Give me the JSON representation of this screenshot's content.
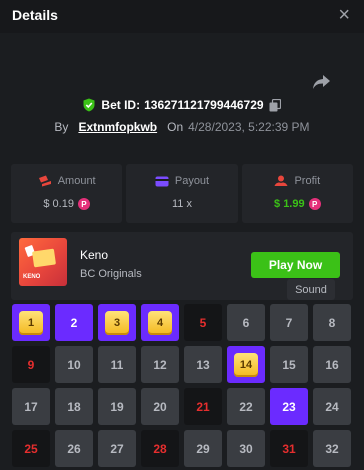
{
  "header": {
    "title": "Details",
    "close_glyph": "×"
  },
  "bet": {
    "id_label": "Bet ID:",
    "id_value": "136271121799446729",
    "by_label": "By",
    "username": "Extnmfopkwb",
    "on_label": "On",
    "datetime": "4/28/2023, 5:22:39 PM"
  },
  "stats": {
    "amount": {
      "label": "Amount",
      "value": "$ 0.19"
    },
    "payout": {
      "label": "Payout",
      "value": "11 x"
    },
    "profit": {
      "label": "Profit",
      "value": "$ 1.99"
    },
    "coin_glyph": "P"
  },
  "game": {
    "name": "Keno",
    "provider": "BC Originals",
    "play_label": "Play Now",
    "thumb_label": "KENO"
  },
  "tooltip": "Sound",
  "colors": {
    "background": "#1b1d20",
    "panel": "#232529",
    "green": "#3bc117",
    "purple": "#6b2bff",
    "red": "#e62e2e",
    "gold": "#f3b81e"
  },
  "grid": {
    "tiles": [
      {
        "n": "1",
        "state": "hit"
      },
      {
        "n": "2",
        "state": "pick"
      },
      {
        "n": "3",
        "state": "hit"
      },
      {
        "n": "4",
        "state": "hit"
      },
      {
        "n": "5",
        "state": "miss"
      },
      {
        "n": "6",
        "state": "plain"
      },
      {
        "n": "7",
        "state": "plain"
      },
      {
        "n": "8",
        "state": "plain"
      },
      {
        "n": "9",
        "state": "miss"
      },
      {
        "n": "10",
        "state": "plain"
      },
      {
        "n": "11",
        "state": "plain"
      },
      {
        "n": "12",
        "state": "plain"
      },
      {
        "n": "13",
        "state": "plain"
      },
      {
        "n": "14",
        "state": "hit"
      },
      {
        "n": "15",
        "state": "plain"
      },
      {
        "n": "16",
        "state": "plain"
      },
      {
        "n": "17",
        "state": "plain"
      },
      {
        "n": "18",
        "state": "plain"
      },
      {
        "n": "19",
        "state": "plain"
      },
      {
        "n": "20",
        "state": "plain"
      },
      {
        "n": "21",
        "state": "miss"
      },
      {
        "n": "22",
        "state": "plain"
      },
      {
        "n": "23",
        "state": "pick"
      },
      {
        "n": "24",
        "state": "plain"
      },
      {
        "n": "25",
        "state": "miss"
      },
      {
        "n": "26",
        "state": "plain"
      },
      {
        "n": "27",
        "state": "plain"
      },
      {
        "n": "28",
        "state": "miss"
      },
      {
        "n": "29",
        "state": "plain"
      },
      {
        "n": "30",
        "state": "plain"
      },
      {
        "n": "31",
        "state": "miss"
      },
      {
        "n": "32",
        "state": "plain"
      }
    ]
  }
}
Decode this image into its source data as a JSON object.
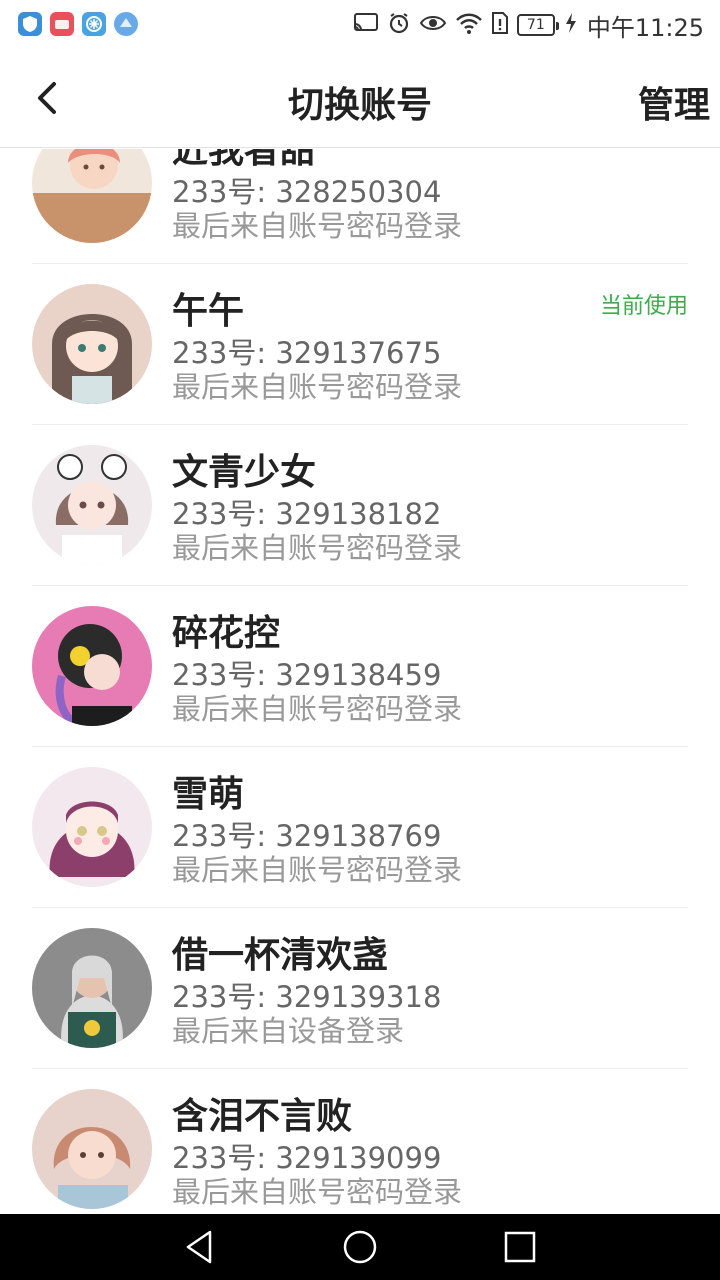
{
  "status_bar": {
    "time": "中午11:25",
    "battery": "71",
    "app_icons": [
      "shield-app-icon",
      "huawei-app-icon",
      "star-app-icon",
      "globe-app-icon"
    ],
    "system_icons": [
      "cast-icon",
      "alarm-icon",
      "eye-icon",
      "wifi-icon",
      "sim-icon",
      "battery-icon",
      "charging-icon"
    ]
  },
  "header": {
    "title": "切换账号",
    "manage_label": "管理",
    "back_icon": "chevron-left-icon"
  },
  "accounts": [
    {
      "name": "近我者甜",
      "uid": "233号: 328250304",
      "login": "最后来自账号密码登录",
      "current": ""
    },
    {
      "name": "午午",
      "uid": "233号: 329137675",
      "login": "最后来自账号密码登录",
      "current": "当前使用"
    },
    {
      "name": "文青少女",
      "uid": "233号: 329138182",
      "login": "最后来自账号密码登录",
      "current": ""
    },
    {
      "name": "碎花控",
      "uid": "233号: 329138459",
      "login": "最后来自账号密码登录",
      "current": ""
    },
    {
      "name": "雪萌",
      "uid": "233号: 329138769",
      "login": "最后来自账号密码登录",
      "current": ""
    },
    {
      "name": "借一杯清欢盏",
      "uid": "233号: 329139318",
      "login": "最后来自设备登录",
      "current": ""
    },
    {
      "name": "含泪不言败",
      "uid": "233号: 329139099",
      "login": "最后来自账号密码登录",
      "current": ""
    }
  ],
  "colors": {
    "accent_green": "#3dab4e",
    "text_primary": "#222222",
    "text_secondary": "#666666",
    "text_muted": "#999999",
    "divider": "#ececec"
  },
  "nav_bar": {
    "icons": [
      "back-triangle-icon",
      "home-circle-icon",
      "recents-square-icon"
    ]
  }
}
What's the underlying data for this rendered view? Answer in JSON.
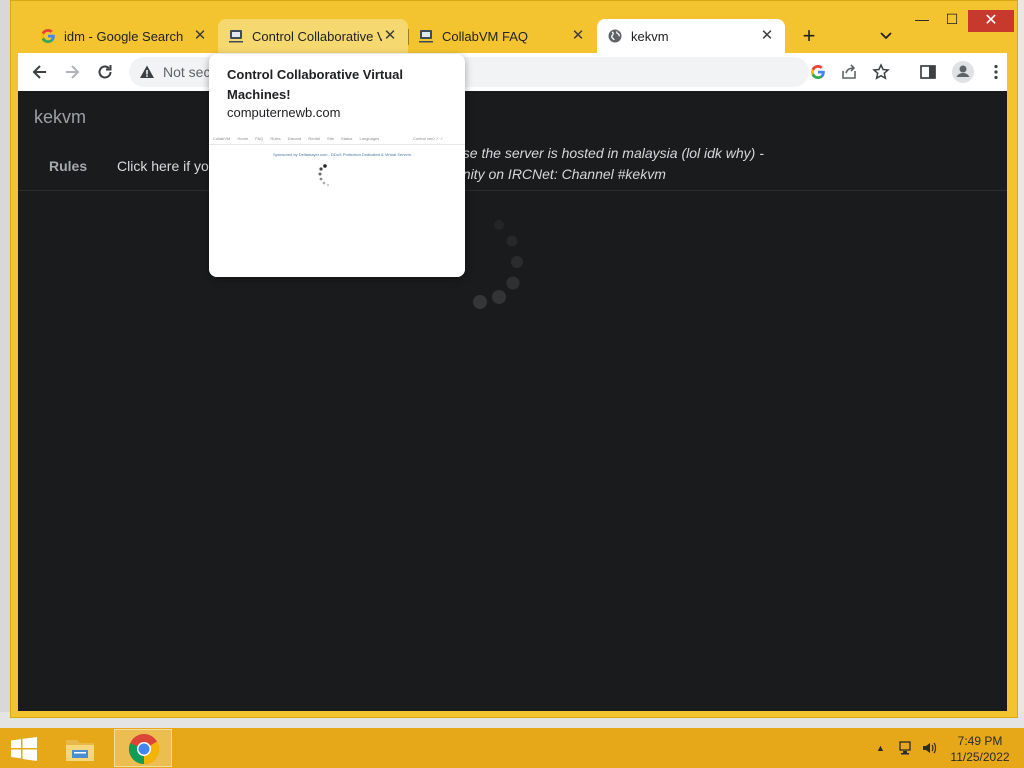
{
  "browser": {
    "tabs": [
      {
        "title": "idm - Google Search",
        "icon": "google-icon"
      },
      {
        "title": "Control Collaborative Virtual Machines!",
        "icon": "collabvm-icon"
      },
      {
        "title": "CollabVM FAQ",
        "icon": "collabvm-icon"
      },
      {
        "title": "kekvm",
        "icon": "globe-icon"
      }
    ],
    "active_tab_index": 3,
    "window_controls": {
      "minimize": "—",
      "maximize": "☐",
      "close": "✕"
    },
    "new_tab": "+",
    "omnibox": {
      "security_text": "Not sec"
    },
    "accent_color": "#f4c430"
  },
  "hovercard": {
    "title": "Control Collaborative Virtual Machines!",
    "domain": "computernewb.com",
    "preview_nav": "CollabVM Home FAQ Rules Discord Reddit Site Status Languages",
    "preview_nav_right": "Control vm0 ✓ ✓",
    "preview_sponsor": "Sponsored by Dellamayer.com - DDoS Protection Dedicated & Virtual Servers"
  },
  "page": {
    "brand": "kekvm",
    "nav_rules": "Rules",
    "nav_click": "Click here if yo",
    "motd_line1": "use the server is hosted in malaysia (lol idk why) -",
    "motd_line2": "unity on IRCNet: Channel #kekvm",
    "background": "#1a1b1d"
  },
  "taskbar": {
    "time": "7:49 PM",
    "date": "11/25/2022",
    "color": "#e6a818"
  }
}
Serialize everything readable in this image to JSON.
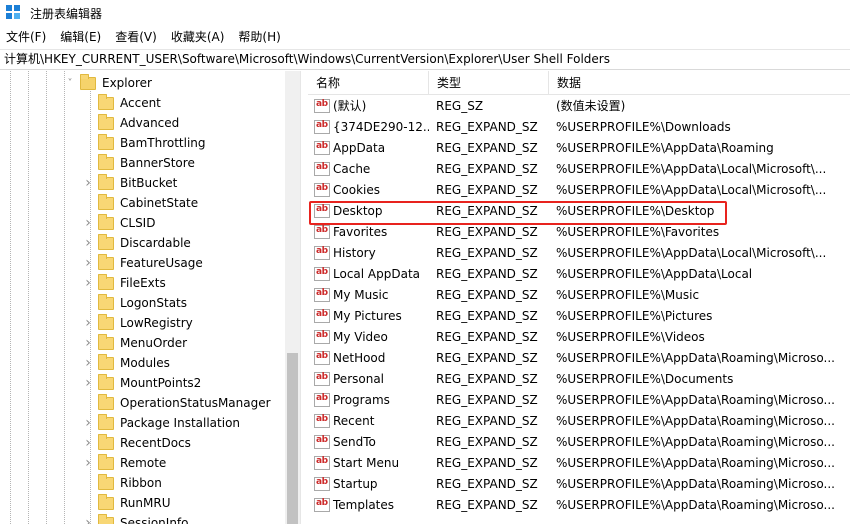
{
  "window": {
    "title": "注册表编辑器",
    "icon": "registry-editor-icon"
  },
  "menu": [
    "文件(F)",
    "编辑(E)",
    "查看(V)",
    "收藏夹(A)",
    "帮助(H)"
  ],
  "address": "计算机\\HKEY_CURRENT_USER\\Software\\Microsoft\\Windows\\CurrentVersion\\Explorer\\User Shell Folders",
  "tree": {
    "selected_parent": "Explorer",
    "items": [
      {
        "label": "Explorer",
        "expanded": true,
        "level": 0
      },
      {
        "label": "Accent",
        "level": 1,
        "has_children": false
      },
      {
        "label": "Advanced",
        "level": 1,
        "has_children": false
      },
      {
        "label": "BamThrottling",
        "level": 1,
        "has_children": false
      },
      {
        "label": "BannerStore",
        "level": 1,
        "has_children": false
      },
      {
        "label": "BitBucket",
        "level": 1,
        "has_children": true
      },
      {
        "label": "CabinetState",
        "level": 1,
        "has_children": false
      },
      {
        "label": "CLSID",
        "level": 1,
        "has_children": true
      },
      {
        "label": "Discardable",
        "level": 1,
        "has_children": true
      },
      {
        "label": "FeatureUsage",
        "level": 1,
        "has_children": true
      },
      {
        "label": "FileExts",
        "level": 1,
        "has_children": true
      },
      {
        "label": "LogonStats",
        "level": 1,
        "has_children": false
      },
      {
        "label": "LowRegistry",
        "level": 1,
        "has_children": true
      },
      {
        "label": "MenuOrder",
        "level": 1,
        "has_children": true
      },
      {
        "label": "Modules",
        "level": 1,
        "has_children": true
      },
      {
        "label": "MountPoints2",
        "level": 1,
        "has_children": true
      },
      {
        "label": "OperationStatusManager",
        "level": 1,
        "has_children": false
      },
      {
        "label": "Package Installation",
        "level": 1,
        "has_children": true
      },
      {
        "label": "RecentDocs",
        "level": 1,
        "has_children": true
      },
      {
        "label": "Remote",
        "level": 1,
        "has_children": true
      },
      {
        "label": "Ribbon",
        "level": 1,
        "has_children": false
      },
      {
        "label": "RunMRU",
        "level": 1,
        "has_children": false
      },
      {
        "label": "SessionInfo",
        "level": 1,
        "has_children": true
      }
    ]
  },
  "list": {
    "headers": {
      "name": "名称",
      "type": "类型",
      "data": "数据"
    },
    "highlight_row": "Desktop",
    "highlight_color": "#e8231e",
    "rows": [
      {
        "name": "(默认)",
        "type": "REG_SZ",
        "data": "(数值未设置)"
      },
      {
        "name": "{374DE290-12...",
        "type": "REG_EXPAND_SZ",
        "data": "%USERPROFILE%\\Downloads"
      },
      {
        "name": "AppData",
        "type": "REG_EXPAND_SZ",
        "data": "%USERPROFILE%\\AppData\\Roaming"
      },
      {
        "name": "Cache",
        "type": "REG_EXPAND_SZ",
        "data": "%USERPROFILE%\\AppData\\Local\\Microsoft\\..."
      },
      {
        "name": "Cookies",
        "type": "REG_EXPAND_SZ",
        "data": "%USERPROFILE%\\AppData\\Local\\Microsoft\\..."
      },
      {
        "name": "Desktop",
        "type": "REG_EXPAND_SZ",
        "data": "%USERPROFILE%\\Desktop"
      },
      {
        "name": "Favorites",
        "type": "REG_EXPAND_SZ",
        "data": "%USERPROFILE%\\Favorites"
      },
      {
        "name": "History",
        "type": "REG_EXPAND_SZ",
        "data": "%USERPROFILE%\\AppData\\Local\\Microsoft\\..."
      },
      {
        "name": "Local AppData",
        "type": "REG_EXPAND_SZ",
        "data": "%USERPROFILE%\\AppData\\Local"
      },
      {
        "name": "My Music",
        "type": "REG_EXPAND_SZ",
        "data": "%USERPROFILE%\\Music"
      },
      {
        "name": "My Pictures",
        "type": "REG_EXPAND_SZ",
        "data": "%USERPROFILE%\\Pictures"
      },
      {
        "name": "My Video",
        "type": "REG_EXPAND_SZ",
        "data": "%USERPROFILE%\\Videos"
      },
      {
        "name": "NetHood",
        "type": "REG_EXPAND_SZ",
        "data": "%USERPROFILE%\\AppData\\Roaming\\Microso..."
      },
      {
        "name": "Personal",
        "type": "REG_EXPAND_SZ",
        "data": "%USERPROFILE%\\Documents"
      },
      {
        "name": "Programs",
        "type": "REG_EXPAND_SZ",
        "data": "%USERPROFILE%\\AppData\\Roaming\\Microso..."
      },
      {
        "name": "Recent",
        "type": "REG_EXPAND_SZ",
        "data": "%USERPROFILE%\\AppData\\Roaming\\Microso..."
      },
      {
        "name": "SendTo",
        "type": "REG_EXPAND_SZ",
        "data": "%USERPROFILE%\\AppData\\Roaming\\Microso..."
      },
      {
        "name": "Start Menu",
        "type": "REG_EXPAND_SZ",
        "data": "%USERPROFILE%\\AppData\\Roaming\\Microso..."
      },
      {
        "name": "Startup",
        "type": "REG_EXPAND_SZ",
        "data": "%USERPROFILE%\\AppData\\Roaming\\Microso..."
      },
      {
        "name": "Templates",
        "type": "REG_EXPAND_SZ",
        "data": "%USERPROFILE%\\AppData\\Roaming\\Microso..."
      }
    ]
  }
}
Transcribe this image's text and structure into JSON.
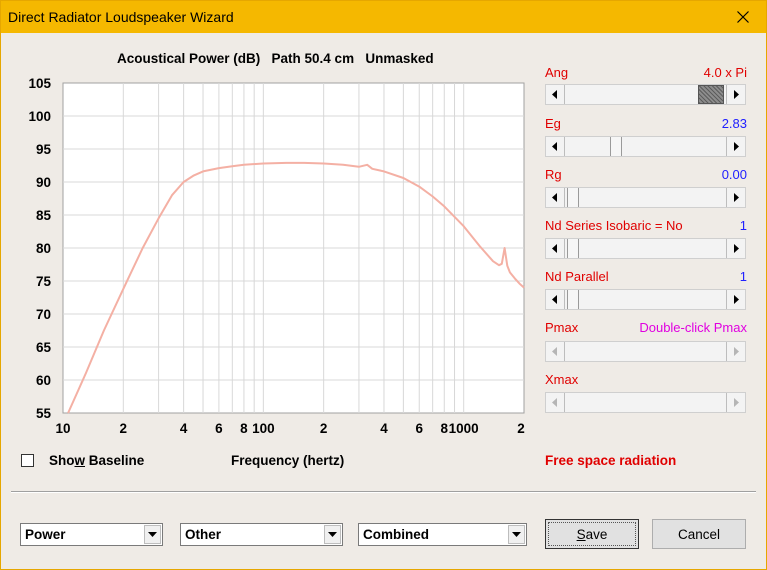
=-=-=
## Exercise details
Determine how many lines in the listing above hold the string "this", then write only the number.

## Correct response
5